* **Task**: Transcribe everything in the data word for word. Pictures are left out.

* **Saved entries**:
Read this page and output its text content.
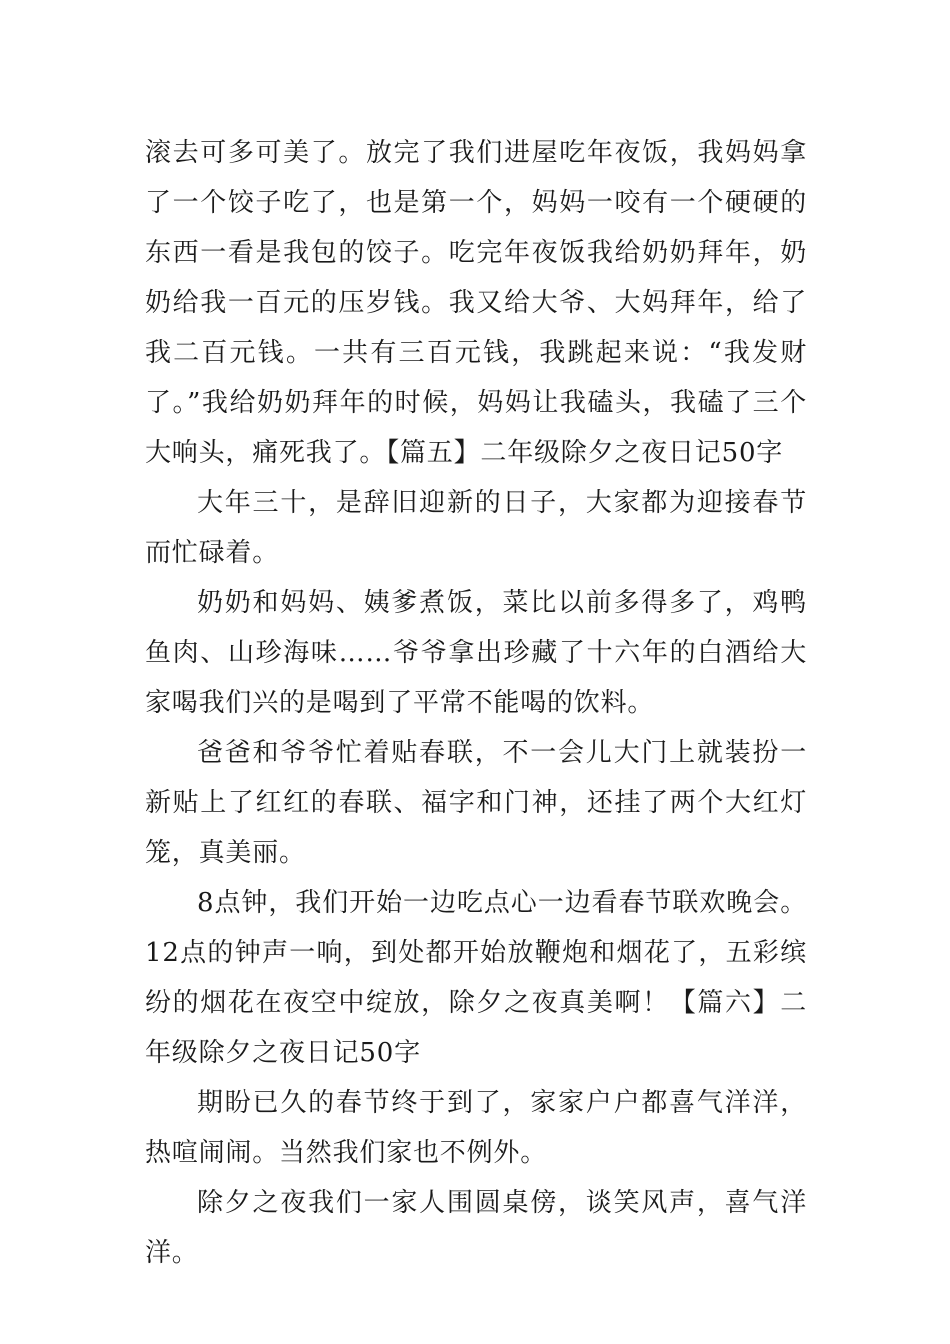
滚去可多可美了。放完了我们进屋吃年夜饭，我妈妈拿了一个饺子吃了，也是第一个，妈妈一咬有一个硬硬的东西一看是我包的饺子。吃完年夜饭我给奶奶拜年，奶奶给我一百元的压岁钱。我又给大爷、大妈拜年，给了我二百元钱。一共有三百元钱，我跳起来说：“我发财了。”我给奶奶拜年的时候，妈妈让我磕头，我磕了三个大响头，痛死我了。【篇五】二年级除夕之夜日记50字

大年三十，是辞旧迎新的日子，大家都为迎接春节而忙碌着。

奶奶和妈妈、姨爹煮饭，菜比以前多得多了，鸡鸭鱼肉、山珍海味……爷爷拿出珍藏了十六年的白酒给大家喝我们兴的是喝到了平常不能喝的饮料。

爸爸和爷爷忙着贴春联，不一会儿大门上就装扮一新贴上了红红的春联、福字和门神，还挂了两个大红灯笼，真美丽。

8点钟，我们开始一边吃点心一边看春节联欢晚会。12点的钟声一响，到处都开始放鞭炮和烟花了，五彩缤纷的烟花在夜空中绽放，除夕之夜真美啊！【篇六】二年级除夕之夜日记50字

期盼已久的春节终于到了，家家户户都喜气洋洋，热喧闹闹。当然我们家也不例外。

除夕之夜我们一家人围圆桌傍，谈笑风声，喜气洋洋。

* **Final answer**:
Read this page and output its text content.
滚去可多可美了。放完了我们进屋吃年夜饭，我妈妈拿了一个饺子吃了，也是第一个，妈妈一咬有一个硬硬的东西一看是我包的饺子。吃完年夜饭我给奶奶拜年，奶奶给我一百元的压岁钱。我又给大爷、大妈拜年，给了我二百元钱。一共有三百元钱，我跳起来说：“我发财了。”我给奶奶拜年的时候，妈妈让我磕头，我磕了三个大响头，痛死我了。【篇五】二年级除夕之夜日记50字

大年三十，是辞旧迎新的日子，大家都为迎接春节而忙碌着。

奶奶和妈妈、姨爹煮饭，菜比以前多得多了，鸡鸭鱼肉、山珍海味……爷爷拿出珍藏了十六年的白酒给大家喝我们兴的是喝到了平常不能喝的饮料。

爸爸和爷爷忙着贴春联，不一会儿大门上就装扮一新贴上了红红的春联、福字和门神，还挂了两个大红灯笼，真美丽。

8点钟，我们开始一边吃点心一边看春节联欢晚会。12点的钟声一响，到处都开始放鞭炮和烟花了，五彩缤纷的烟花在夜空中绽放，除夕之夜真美啊！【篇六】二年级除夕之夜日记50字

期盼已久的春节终于到了，家家户户都喜气洋洋，热喧闹闹。当然我们家也不例外。

除夕之夜我们一家人围圆桌傍，谈笑风声，喜气洋洋。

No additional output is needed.